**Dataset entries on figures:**
+--

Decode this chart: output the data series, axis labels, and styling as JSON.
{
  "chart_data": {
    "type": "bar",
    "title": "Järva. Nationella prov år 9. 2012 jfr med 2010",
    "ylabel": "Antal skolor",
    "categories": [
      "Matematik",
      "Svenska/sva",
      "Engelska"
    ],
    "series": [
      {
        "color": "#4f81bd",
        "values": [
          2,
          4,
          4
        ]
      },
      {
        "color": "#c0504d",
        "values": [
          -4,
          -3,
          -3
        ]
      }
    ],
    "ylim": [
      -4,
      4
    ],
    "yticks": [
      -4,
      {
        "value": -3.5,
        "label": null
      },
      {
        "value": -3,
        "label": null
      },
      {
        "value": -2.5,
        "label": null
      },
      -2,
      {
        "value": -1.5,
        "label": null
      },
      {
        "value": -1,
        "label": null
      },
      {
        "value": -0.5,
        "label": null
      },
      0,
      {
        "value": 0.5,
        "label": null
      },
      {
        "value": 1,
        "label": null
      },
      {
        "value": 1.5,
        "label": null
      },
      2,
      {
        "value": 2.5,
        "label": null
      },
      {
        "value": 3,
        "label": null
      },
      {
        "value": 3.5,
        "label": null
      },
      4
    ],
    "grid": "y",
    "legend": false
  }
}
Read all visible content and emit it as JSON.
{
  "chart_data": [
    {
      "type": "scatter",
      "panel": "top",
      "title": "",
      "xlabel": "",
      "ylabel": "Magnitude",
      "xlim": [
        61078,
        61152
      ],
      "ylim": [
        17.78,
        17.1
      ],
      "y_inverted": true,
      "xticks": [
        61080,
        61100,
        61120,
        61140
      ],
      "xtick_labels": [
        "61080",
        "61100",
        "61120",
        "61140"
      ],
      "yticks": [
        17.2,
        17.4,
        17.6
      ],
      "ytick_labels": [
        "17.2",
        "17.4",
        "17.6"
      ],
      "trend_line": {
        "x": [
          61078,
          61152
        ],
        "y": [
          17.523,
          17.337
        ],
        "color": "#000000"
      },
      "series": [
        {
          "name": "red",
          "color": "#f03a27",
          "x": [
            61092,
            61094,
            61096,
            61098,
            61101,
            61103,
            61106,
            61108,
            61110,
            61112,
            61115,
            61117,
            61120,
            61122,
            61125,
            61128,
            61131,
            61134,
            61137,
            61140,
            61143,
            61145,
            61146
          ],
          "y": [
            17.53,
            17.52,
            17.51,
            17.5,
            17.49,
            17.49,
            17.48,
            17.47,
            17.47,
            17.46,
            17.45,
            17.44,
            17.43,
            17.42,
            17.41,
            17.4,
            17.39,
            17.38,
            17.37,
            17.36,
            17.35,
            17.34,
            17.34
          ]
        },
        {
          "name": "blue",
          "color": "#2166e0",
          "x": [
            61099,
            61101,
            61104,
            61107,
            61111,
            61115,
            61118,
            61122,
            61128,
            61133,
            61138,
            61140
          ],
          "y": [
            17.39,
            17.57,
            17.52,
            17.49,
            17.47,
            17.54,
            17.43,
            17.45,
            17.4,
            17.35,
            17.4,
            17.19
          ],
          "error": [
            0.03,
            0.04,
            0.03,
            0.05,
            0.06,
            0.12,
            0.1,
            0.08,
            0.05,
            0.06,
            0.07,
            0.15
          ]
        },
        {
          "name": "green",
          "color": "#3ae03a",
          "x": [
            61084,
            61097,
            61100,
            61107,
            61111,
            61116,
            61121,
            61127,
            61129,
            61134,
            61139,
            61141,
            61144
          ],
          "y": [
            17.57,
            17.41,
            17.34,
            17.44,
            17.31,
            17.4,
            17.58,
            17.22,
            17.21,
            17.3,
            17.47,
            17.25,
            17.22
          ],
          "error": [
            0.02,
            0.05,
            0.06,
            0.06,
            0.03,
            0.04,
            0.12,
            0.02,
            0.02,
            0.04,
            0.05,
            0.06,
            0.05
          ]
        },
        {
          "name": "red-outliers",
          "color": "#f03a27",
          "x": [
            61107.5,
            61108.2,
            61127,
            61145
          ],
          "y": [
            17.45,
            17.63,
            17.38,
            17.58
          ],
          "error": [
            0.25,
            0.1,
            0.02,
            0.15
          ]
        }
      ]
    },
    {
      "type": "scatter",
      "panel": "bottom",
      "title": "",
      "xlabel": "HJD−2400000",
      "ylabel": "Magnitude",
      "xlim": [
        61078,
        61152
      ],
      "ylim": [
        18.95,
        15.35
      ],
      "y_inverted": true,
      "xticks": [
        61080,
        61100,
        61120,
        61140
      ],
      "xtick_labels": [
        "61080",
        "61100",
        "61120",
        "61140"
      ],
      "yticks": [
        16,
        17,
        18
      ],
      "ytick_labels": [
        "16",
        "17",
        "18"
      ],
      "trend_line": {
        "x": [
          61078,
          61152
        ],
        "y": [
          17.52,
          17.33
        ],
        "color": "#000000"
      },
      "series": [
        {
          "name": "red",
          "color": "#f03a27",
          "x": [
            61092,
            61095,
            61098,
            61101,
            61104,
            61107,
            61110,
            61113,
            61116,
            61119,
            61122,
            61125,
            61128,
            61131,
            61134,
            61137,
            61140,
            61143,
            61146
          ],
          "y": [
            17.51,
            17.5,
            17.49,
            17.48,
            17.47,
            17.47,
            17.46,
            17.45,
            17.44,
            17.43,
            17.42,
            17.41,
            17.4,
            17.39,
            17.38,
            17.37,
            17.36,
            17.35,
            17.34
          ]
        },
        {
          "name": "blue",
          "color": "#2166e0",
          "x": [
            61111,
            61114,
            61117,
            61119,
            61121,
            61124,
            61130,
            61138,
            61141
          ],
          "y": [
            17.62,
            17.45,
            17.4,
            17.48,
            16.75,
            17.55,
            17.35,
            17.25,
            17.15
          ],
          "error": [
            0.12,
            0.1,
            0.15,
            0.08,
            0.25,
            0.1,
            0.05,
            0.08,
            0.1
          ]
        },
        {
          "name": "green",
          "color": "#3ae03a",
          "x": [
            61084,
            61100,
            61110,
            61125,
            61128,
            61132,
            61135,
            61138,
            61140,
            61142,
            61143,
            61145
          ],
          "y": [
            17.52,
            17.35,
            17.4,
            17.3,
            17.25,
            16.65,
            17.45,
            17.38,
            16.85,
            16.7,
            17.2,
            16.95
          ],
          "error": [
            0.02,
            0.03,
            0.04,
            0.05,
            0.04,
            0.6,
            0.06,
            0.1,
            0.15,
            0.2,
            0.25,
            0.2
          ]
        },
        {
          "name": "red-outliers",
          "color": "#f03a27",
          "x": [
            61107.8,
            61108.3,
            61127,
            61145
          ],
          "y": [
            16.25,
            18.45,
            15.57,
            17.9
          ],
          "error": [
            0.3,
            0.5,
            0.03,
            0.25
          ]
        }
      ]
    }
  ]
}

+--

**Given request:**
Each entry must be reproduced verbatim.

**Answer for this exercise:**
Decode this chart: output the data series, axis labels, and styling as JSON.
{
  "chart_data": {
    "type": "bar",
    "title": "Järva. Nationella prov år 9. 2012 jfr med 2010",
    "ylabel": "Antal skolor",
    "categories": [
      "Matematik",
      "Svenska/sva",
      "Engelska"
    ],
    "series": [
      {
        "color": "#4f81bd",
        "values": [
          2,
          4,
          4
        ]
      },
      {
        "color": "#c0504d",
        "values": [
          -4,
          -3,
          -3
        ]
      }
    ],
    "ylim": [
      -4,
      4
    ],
    "yticks": [
      -4,
      {
        "value": -3.5,
        "label": null
      },
      {
        "value": -3,
        "label": null
      },
      {
        "value": -2.5,
        "label": null
      },
      -2,
      {
        "value": -1.5,
        "label": null
      },
      {
        "value": -1,
        "label": null
      },
      {
        "value": -0.5,
        "label": null
      },
      0,
      {
        "value": 0.5,
        "label": null
      },
      {
        "value": 1,
        "label": null
      },
      {
        "value": 1.5,
        "label": null
      },
      2,
      {
        "value": 2.5,
        "label": null
      },
      {
        "value": 3,
        "label": null
      },
      {
        "value": 3.5,
        "label": null
      },
      4
    ],
    "grid": "y",
    "legend": false
  }
}
Read all visible content and emit it as JSON.
{
  "chart_data": [
    {
      "type": "scatter",
      "panel": "top",
      "title": "",
      "xlabel": "",
      "ylabel": "Magnitude",
      "xlim": [
        61078,
        61152
      ],
      "ylim": [
        17.78,
        17.1
      ],
      "y_inverted": true,
      "xticks": [
        61080,
        61100,
        61120,
        61140
      ],
      "xtick_labels": [
        "61080",
        "61100",
        "61120",
        "61140"
      ],
      "yticks": [
        17.2,
        17.4,
        17.6
      ],
      "ytick_labels": [
        "17.2",
        "17.4",
        "17.6"
      ],
      "trend_line": {
        "x": [
          61078,
          61152
        ],
        "y": [
          17.523,
          17.337
        ],
        "color": "#000000"
      },
      "series": [
        {
          "name": "red",
          "color": "#f03a27",
          "x": [
            61092,
            61094,
            61096,
            61098,
            61101,
            61103,
            61106,
            61108,
            61110,
            61112,
            61115,
            61117,
            61120,
            61122,
            61125,
            61128,
            61131,
            61134,
            61137,
            61140,
            61143,
            61145,
            61146
          ],
          "y": [
            17.53,
            17.52,
            17.51,
            17.5,
            17.49,
            17.49,
            17.48,
            17.47,
            17.47,
            17.46,
            17.45,
            17.44,
            17.43,
            17.42,
            17.41,
            17.4,
            17.39,
            17.38,
            17.37,
            17.36,
            17.35,
            17.34,
            17.34
          ]
        },
        {
          "name": "blue",
          "color": "#2166e0",
          "x": [
            61099,
            61101,
            61104,
            61107,
            61111,
            61115,
            61118,
            61122,
            61128,
            61133,
            61138,
            61140
          ],
          "y": [
            17.39,
            17.57,
            17.52,
            17.49,
            17.47,
            17.54,
            17.43,
            17.45,
            17.4,
            17.35,
            17.4,
            17.19
          ],
          "error": [
            0.03,
            0.04,
            0.03,
            0.05,
            0.06,
            0.12,
            0.1,
            0.08,
            0.05,
            0.06,
            0.07,
            0.15
          ]
        },
        {
          "name": "green",
          "color": "#3ae03a",
          "x": [
            61084,
            61097,
            61100,
            61107,
            61111,
            61116,
            61121,
            61127,
            61129,
            61134,
            61139,
            61141,
            61144
          ],
          "y": [
            17.57,
            17.41,
            17.34,
            17.44,
            17.31,
            17.4,
            17.58,
            17.22,
            17.21,
            17.3,
            17.47,
            17.25,
            17.22
          ],
          "error": [
            0.02,
            0.05,
            0.06,
            0.06,
            0.03,
            0.04,
            0.12,
            0.02,
            0.02,
            0.04,
            0.05,
            0.06,
            0.05
          ]
        },
        {
          "name": "red-outliers",
          "color": "#f03a27",
          "x": [
            61107.5,
            61108.2,
            61127,
            61145
          ],
          "y": [
            17.45,
            17.63,
            17.38,
            17.58
          ],
          "error": [
            0.25,
            0.1,
            0.02,
            0.15
          ]
        }
      ]
    },
    {
      "type": "scatter",
      "panel": "bottom",
      "title": "",
      "xlabel": "HJD−2400000",
      "ylabel": "Magnitude",
      "xlim": [
        61078,
        61152
      ],
      "ylim": [
        18.95,
        15.35
      ],
      "y_inverted": true,
      "xticks": [
        61080,
        61100,
        61120,
        61140
      ],
      "xtick_labels": [
        "61080",
        "61100",
        "61120",
        "61140"
      ],
      "yticks": [
        16,
        17,
        18
      ],
      "ytick_labels": [
        "16",
        "17",
        "18"
      ],
      "trend_line": {
        "x": [
          61078,
          61152
        ],
        "y": [
          17.52,
          17.33
        ],
        "color": "#000000"
      },
      "series": [
        {
          "name": "red",
          "color": "#f03a27",
          "x": [
            61092,
            61095,
            61098,
            61101,
            61104,
            61107,
            61110,
            61113,
            61116,
            61119,
            61122,
            61125,
            61128,
            61131,
            61134,
            61137,
            61140,
            61143,
            61146
          ],
          "y": [
            17.51,
            17.5,
            17.49,
            17.48,
            17.47,
            17.47,
            17.46,
            17.45,
            17.44,
            17.43,
            17.42,
            17.41,
            17.4,
            17.39,
            17.38,
            17.37,
            17.36,
            17.35,
            17.34
          ]
        },
        {
          "name": "blue",
          "color": "#2166e0",
          "x": [
            61111,
            61114,
            61117,
            61119,
            61121,
            61124,
            61130,
            61138,
            61141
          ],
          "y": [
            17.62,
            17.45,
            17.4,
            17.48,
            16.75,
            17.55,
            17.35,
            17.25,
            17.15
          ],
          "error": [
            0.12,
            0.1,
            0.15,
            0.08,
            0.25,
            0.1,
            0.05,
            0.08,
            0.1
          ]
        },
        {
          "name": "green",
          "color": "#3ae03a",
          "x": [
            61084,
            61100,
            61110,
            61125,
            61128,
            61132,
            61135,
            61138,
            61140,
            61142,
            61143,
            61145
          ],
          "y": [
            17.52,
            17.35,
            17.4,
            17.3,
            17.25,
            16.65,
            17.45,
            17.38,
            16.85,
            16.7,
            17.2,
            16.95
          ],
          "error": [
            0.02,
            0.03,
            0.04,
            0.05,
            0.04,
            0.6,
            0.06,
            0.1,
            0.15,
            0.2,
            0.25,
            0.2
          ]
        },
        {
          "name": "red-outliers",
          "color": "#f03a27",
          "x": [
            61107.8,
            61108.3,
            61127,
            61145
          ],
          "y": [
            16.25,
            18.45,
            15.57,
            17.9
          ],
          "error": [
            0.3,
            0.5,
            0.03,
            0.25
          ]
        }
      ]
    }
  ]
}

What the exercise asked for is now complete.